**Task directions:** Can you copy the data exactly as it appears, starting at its first line and stopping after the line that contains "document-title: ТЕКСТ: [118, 75, 222, 111]"?

Listings of boxed layout items
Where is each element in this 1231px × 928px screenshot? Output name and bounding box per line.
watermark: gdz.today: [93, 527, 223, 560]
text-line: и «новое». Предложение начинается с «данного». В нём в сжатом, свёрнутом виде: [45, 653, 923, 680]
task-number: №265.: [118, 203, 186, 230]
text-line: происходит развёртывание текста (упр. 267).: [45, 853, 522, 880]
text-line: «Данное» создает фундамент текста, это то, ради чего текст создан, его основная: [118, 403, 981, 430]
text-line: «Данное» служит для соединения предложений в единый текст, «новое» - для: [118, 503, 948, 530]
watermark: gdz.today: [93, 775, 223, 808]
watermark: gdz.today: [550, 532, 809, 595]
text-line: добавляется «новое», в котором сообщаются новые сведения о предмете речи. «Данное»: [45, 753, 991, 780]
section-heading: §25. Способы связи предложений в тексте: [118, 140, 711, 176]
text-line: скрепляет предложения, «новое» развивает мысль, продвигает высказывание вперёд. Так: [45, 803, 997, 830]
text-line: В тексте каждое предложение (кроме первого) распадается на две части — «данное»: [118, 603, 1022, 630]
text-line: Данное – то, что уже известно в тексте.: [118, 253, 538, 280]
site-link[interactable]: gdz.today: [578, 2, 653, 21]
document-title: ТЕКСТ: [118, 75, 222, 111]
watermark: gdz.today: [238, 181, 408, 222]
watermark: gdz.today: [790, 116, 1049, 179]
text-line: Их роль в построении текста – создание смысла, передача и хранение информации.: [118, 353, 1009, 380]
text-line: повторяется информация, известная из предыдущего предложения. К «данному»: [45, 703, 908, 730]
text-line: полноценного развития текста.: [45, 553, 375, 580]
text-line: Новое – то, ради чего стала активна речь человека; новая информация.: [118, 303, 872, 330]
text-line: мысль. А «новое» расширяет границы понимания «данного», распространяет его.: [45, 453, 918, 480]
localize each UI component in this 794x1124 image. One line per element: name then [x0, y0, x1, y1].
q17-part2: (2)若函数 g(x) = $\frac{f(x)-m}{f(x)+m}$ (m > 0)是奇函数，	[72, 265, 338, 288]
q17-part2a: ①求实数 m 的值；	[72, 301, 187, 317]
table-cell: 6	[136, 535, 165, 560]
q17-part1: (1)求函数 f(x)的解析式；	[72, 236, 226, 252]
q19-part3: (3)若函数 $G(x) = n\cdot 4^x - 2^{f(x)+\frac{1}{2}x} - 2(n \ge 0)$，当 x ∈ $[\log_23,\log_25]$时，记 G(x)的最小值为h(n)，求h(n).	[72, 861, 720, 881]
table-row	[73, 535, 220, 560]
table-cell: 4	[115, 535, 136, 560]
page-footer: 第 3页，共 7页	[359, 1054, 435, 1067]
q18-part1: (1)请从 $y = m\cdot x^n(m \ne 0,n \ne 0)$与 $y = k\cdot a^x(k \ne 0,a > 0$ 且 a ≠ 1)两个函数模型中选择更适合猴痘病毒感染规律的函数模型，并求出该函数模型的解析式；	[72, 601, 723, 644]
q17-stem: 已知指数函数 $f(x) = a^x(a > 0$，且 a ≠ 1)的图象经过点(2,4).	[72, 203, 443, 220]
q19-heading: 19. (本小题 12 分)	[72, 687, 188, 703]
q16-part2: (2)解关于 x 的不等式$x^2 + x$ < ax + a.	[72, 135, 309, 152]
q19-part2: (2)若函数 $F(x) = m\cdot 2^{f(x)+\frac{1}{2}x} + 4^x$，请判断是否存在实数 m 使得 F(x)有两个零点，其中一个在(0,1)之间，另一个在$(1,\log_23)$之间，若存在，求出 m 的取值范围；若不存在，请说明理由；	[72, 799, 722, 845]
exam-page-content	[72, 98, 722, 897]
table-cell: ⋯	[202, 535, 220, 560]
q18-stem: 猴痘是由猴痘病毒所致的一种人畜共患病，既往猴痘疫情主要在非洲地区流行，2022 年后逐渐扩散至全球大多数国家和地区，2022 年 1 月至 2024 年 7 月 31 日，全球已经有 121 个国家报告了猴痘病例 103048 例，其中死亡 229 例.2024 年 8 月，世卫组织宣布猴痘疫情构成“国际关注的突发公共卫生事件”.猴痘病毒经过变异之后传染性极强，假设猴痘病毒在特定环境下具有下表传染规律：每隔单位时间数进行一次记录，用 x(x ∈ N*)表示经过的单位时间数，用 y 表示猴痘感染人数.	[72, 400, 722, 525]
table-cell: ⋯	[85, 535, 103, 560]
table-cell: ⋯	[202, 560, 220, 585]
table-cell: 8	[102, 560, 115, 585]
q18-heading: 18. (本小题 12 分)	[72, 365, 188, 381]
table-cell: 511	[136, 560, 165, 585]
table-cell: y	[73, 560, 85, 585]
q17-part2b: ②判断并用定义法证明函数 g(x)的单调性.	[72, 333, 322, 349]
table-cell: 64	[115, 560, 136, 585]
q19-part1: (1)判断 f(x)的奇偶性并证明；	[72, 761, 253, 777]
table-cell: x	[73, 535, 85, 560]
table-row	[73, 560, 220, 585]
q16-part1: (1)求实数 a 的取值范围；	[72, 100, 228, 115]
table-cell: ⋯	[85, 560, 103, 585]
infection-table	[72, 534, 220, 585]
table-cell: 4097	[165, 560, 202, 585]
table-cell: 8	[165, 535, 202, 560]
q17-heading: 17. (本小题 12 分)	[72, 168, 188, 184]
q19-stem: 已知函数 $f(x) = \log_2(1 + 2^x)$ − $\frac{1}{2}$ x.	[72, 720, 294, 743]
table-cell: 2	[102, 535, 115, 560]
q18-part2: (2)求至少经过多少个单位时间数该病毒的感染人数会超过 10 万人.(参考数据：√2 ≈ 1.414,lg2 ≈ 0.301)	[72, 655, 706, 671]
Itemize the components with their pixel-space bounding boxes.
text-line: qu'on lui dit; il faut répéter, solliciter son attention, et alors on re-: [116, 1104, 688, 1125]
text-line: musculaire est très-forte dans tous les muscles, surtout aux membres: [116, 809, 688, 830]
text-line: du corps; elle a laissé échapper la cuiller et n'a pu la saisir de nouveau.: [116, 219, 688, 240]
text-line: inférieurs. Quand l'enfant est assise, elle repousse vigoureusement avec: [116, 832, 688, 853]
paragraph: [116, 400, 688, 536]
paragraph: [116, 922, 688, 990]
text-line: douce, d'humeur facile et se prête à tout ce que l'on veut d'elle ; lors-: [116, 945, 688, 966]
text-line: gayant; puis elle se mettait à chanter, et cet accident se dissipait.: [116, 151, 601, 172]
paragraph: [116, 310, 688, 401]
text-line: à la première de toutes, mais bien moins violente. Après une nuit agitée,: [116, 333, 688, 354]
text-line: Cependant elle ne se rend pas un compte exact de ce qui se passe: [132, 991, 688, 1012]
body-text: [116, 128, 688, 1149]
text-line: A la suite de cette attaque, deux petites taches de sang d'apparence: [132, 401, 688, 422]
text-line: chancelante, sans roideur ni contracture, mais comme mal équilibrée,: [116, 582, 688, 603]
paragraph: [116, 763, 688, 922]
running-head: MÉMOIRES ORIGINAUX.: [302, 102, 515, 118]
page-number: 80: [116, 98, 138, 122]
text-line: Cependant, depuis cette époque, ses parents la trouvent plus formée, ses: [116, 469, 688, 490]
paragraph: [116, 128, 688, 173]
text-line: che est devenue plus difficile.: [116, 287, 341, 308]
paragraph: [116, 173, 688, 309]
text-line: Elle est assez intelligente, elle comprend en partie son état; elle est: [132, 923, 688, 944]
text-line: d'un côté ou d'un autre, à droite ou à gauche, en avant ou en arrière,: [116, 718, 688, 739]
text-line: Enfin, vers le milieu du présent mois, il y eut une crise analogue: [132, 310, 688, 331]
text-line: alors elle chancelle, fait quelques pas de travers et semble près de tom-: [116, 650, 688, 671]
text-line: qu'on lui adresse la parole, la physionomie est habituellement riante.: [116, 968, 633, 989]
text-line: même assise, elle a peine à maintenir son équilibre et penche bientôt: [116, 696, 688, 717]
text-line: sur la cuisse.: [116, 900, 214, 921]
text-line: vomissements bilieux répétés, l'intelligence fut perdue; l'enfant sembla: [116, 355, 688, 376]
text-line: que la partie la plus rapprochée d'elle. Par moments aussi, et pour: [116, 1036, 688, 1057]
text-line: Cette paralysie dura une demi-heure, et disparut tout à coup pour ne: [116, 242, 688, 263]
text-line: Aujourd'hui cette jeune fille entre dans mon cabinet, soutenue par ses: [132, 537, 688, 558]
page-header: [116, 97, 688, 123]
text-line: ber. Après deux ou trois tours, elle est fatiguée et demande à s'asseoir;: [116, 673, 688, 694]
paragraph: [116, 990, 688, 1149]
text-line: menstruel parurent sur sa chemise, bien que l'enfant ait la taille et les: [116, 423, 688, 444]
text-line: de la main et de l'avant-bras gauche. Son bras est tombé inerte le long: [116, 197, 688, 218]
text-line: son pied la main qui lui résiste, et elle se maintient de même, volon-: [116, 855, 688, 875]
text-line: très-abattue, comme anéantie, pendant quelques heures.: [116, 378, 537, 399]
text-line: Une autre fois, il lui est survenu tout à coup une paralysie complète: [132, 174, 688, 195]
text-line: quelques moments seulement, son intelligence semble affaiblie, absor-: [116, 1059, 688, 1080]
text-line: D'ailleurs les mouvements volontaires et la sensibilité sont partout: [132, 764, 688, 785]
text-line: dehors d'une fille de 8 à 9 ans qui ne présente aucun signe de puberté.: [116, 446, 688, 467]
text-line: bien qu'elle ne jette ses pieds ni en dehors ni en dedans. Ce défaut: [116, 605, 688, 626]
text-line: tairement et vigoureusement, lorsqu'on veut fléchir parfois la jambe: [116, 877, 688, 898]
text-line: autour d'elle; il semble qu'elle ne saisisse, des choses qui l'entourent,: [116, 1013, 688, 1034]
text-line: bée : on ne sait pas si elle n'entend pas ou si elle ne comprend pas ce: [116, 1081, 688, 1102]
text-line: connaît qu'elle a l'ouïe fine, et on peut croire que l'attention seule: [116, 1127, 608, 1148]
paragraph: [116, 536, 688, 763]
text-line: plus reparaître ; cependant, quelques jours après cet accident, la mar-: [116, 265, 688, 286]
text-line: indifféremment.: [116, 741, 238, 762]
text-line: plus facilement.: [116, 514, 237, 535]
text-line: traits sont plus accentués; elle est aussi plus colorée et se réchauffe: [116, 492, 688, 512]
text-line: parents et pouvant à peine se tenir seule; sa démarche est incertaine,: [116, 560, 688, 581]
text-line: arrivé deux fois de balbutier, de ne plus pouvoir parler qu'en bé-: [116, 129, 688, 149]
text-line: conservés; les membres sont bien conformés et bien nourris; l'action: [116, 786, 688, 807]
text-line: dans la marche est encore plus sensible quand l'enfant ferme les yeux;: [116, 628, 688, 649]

**Output of the exercise:**
Where is each element in this 1231px × 928px screenshot? Output name and bounding box per line.
watermark: gdz.today: [93, 527, 223, 560]
text-line: и «новое». Предложение начинается с «данного». В нём в сжатом, свёрнутом виде: [45, 653, 923, 680]
task-number: №265.: [118, 203, 186, 230]
text-line: происходит развёртывание текста (упр. 267).: [45, 853, 522, 880]
text-line: «Данное» создает фундамент текста, это то, ради чего текст создан, его основная: [118, 403, 981, 430]
text-line: «Данное» служит для соединения предложений в единый текст, «новое» - для: [118, 503, 948, 530]
watermark: gdz.today: [93, 775, 223, 808]
watermark: gdz.today: [550, 532, 809, 595]
text-line: добавляется «новое», в котором сообщаются новые сведения о предмете речи. «Данное»: [45, 753, 991, 780]
section-heading: §25. Способы связи предложений в тексте: [118, 140, 711, 176]
text-line: скрепляет предложения, «новое» развивает мысль, продвигает высказывание вперёд. Так: [45, 803, 997, 830]
text-line: В тексте каждое предложение (кроме первого) распадается на две части — «данное»: [118, 603, 1022, 630]
text-line: Данное – то, что уже известно в тексте.: [118, 253, 538, 280]
site-link[interactable]: gdz.today: [578, 2, 653, 21]
document-title: ТЕКСТ: [118, 75, 222, 111]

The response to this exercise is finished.